Rows from a figure dataset:
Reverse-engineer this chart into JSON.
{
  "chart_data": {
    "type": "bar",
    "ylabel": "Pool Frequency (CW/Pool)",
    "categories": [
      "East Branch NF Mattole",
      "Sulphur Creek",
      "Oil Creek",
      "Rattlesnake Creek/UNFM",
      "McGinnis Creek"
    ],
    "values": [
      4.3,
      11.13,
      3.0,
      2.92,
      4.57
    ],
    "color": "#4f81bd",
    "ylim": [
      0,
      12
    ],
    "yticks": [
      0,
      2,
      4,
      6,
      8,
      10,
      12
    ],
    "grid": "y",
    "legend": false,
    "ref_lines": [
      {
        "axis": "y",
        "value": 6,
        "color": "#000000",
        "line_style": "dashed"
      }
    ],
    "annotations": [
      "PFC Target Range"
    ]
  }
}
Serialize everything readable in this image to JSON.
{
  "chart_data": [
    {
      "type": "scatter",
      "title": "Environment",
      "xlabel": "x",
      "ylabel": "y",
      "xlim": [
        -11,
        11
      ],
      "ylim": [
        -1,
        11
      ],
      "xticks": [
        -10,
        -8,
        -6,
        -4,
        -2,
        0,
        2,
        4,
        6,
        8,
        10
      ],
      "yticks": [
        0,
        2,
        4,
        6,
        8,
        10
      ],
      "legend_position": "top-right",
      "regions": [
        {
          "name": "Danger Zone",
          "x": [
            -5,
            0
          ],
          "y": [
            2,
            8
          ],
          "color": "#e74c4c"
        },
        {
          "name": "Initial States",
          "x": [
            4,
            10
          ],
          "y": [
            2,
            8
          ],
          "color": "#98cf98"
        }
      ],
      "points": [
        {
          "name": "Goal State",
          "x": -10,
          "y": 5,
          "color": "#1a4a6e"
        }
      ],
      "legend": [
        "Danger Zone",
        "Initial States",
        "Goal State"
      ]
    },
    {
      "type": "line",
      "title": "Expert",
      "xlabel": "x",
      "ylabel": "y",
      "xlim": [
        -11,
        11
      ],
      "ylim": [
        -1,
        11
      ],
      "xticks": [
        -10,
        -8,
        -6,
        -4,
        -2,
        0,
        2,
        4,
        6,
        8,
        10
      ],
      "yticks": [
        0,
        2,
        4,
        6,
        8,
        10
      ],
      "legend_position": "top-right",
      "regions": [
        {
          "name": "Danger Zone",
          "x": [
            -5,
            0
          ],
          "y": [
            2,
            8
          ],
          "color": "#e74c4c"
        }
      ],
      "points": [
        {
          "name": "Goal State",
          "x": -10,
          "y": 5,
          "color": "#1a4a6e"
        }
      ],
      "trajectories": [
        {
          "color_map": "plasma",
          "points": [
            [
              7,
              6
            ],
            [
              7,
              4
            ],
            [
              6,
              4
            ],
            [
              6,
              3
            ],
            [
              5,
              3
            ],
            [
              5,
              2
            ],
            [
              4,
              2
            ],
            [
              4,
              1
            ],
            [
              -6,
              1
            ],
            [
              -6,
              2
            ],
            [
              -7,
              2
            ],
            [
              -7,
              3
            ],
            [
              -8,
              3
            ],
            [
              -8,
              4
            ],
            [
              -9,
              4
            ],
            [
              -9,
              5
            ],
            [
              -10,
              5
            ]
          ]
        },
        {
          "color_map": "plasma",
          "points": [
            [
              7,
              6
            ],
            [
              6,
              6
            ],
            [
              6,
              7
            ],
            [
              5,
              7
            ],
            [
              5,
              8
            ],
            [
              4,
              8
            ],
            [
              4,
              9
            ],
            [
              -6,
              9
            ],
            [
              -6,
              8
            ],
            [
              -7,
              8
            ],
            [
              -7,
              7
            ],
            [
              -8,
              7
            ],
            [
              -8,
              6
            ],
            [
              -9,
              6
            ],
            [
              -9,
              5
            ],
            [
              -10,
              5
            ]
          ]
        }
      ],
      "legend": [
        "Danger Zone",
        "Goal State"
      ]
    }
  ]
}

__YOUR INSTRUCTIONS__.
Restate the records, all of them, precisely as written.

__SOLUTION TO THIS PROBLEM__.
Reverse-engineer this chart into JSON.
{
  "chart_data": {
    "type": "bar",
    "ylabel": "Pool Frequency (CW/Pool)",
    "categories": [
      "East Branch NF Mattole",
      "Sulphur Creek",
      "Oil Creek",
      "Rattlesnake Creek/UNFM",
      "McGinnis Creek"
    ],
    "values": [
      4.3,
      11.13,
      3.0,
      2.92,
      4.57
    ],
    "color": "#4f81bd",
    "ylim": [
      0,
      12
    ],
    "yticks": [
      0,
      2,
      4,
      6,
      8,
      10,
      12
    ],
    "grid": "y",
    "legend": false,
    "ref_lines": [
      {
        "axis": "y",
        "value": 6,
        "color": "#000000",
        "line_style": "dashed"
      }
    ],
    "annotations": [
      "PFC Target Range"
    ]
  }
}
Serialize everything readable in this image to JSON.
{
  "chart_data": [
    {
      "type": "scatter",
      "title": "Environment",
      "xlabel": "x",
      "ylabel": "y",
      "xlim": [
        -11,
        11
      ],
      "ylim": [
        -1,
        11
      ],
      "xticks": [
        -10,
        -8,
        -6,
        -4,
        -2,
        0,
        2,
        4,
        6,
        8,
        10
      ],
      "yticks": [
        0,
        2,
        4,
        6,
        8,
        10
      ],
      "legend_position": "top-right",
      "regions": [
        {
          "name": "Danger Zone",
          "x": [
            -5,
            0
          ],
          "y": [
            2,
            8
          ],
          "color": "#e74c4c"
        },
        {
          "name": "Initial States",
          "x": [
            4,
            10
          ],
          "y": [
            2,
            8
          ],
          "color": "#98cf98"
        }
      ],
      "points": [
        {
          "name": "Goal State",
          "x": -10,
          "y": 5,
          "color": "#1a4a6e"
        }
      ],
      "legend": [
        "Danger Zone",
        "Initial States",
        "Goal State"
      ]
    },
    {
      "type": "line",
      "title": "Expert",
      "xlabel": "x",
      "ylabel": "y",
      "xlim": [
        -11,
        11
      ],
      "ylim": [
        -1,
        11
      ],
      "xticks": [
        -10,
        -8,
        -6,
        -4,
        -2,
        0,
        2,
        4,
        6,
        8,
        10
      ],
      "yticks": [
        0,
        2,
        4,
        6,
        8,
        10
      ],
      "legend_position": "top-right",
      "regions": [
        {
          "name": "Danger Zone",
          "x": [
            -5,
            0
          ],
          "y": [
            2,
            8
          ],
          "color": "#e74c4c"
        }
      ],
      "points": [
        {
          "name": "Goal State",
          "x": -10,
          "y": 5,
          "color": "#1a4a6e"
        }
      ],
      "trajectories": [
        {
          "color_map": "plasma",
          "points": [
            [
              7,
              6
            ],
            [
              7,
              4
            ],
            [
              6,
              4
            ],
            [
              6,
              3
            ],
            [
              5,
              3
            ],
            [
              5,
              2
            ],
            [
              4,
              2
            ],
            [
              4,
              1
            ],
            [
              -6,
              1
            ],
            [
              -6,
              2
            ],
            [
              -7,
              2
            ],
            [
              -7,
              3
            ],
            [
              -8,
              3
            ],
            [
              -8,
              4
            ],
            [
              -9,
              4
            ],
            [
              -9,
              5
            ],
            [
              -10,
              5
            ]
          ]
        },
        {
          "color_map": "plasma",
          "points": [
            [
              7,
              6
            ],
            [
              6,
              6
            ],
            [
              6,
              7
            ],
            [
              5,
              7
            ],
            [
              5,
              8
            ],
            [
              4,
              8
            ],
            [
              4,
              9
            ],
            [
              -6,
              9
            ],
            [
              -6,
              8
            ],
            [
              -7,
              8
            ],
            [
              -7,
              7
            ],
            [
              -8,
              7
            ],
            [
              -8,
              6
            ],
            [
              -9,
              6
            ],
            [
              -9,
              5
            ],
            [
              -10,
              5
            ]
          ]
        }
      ],
      "legend": [
        "Danger Zone",
        "Goal State"
      ]
    }
  ]
}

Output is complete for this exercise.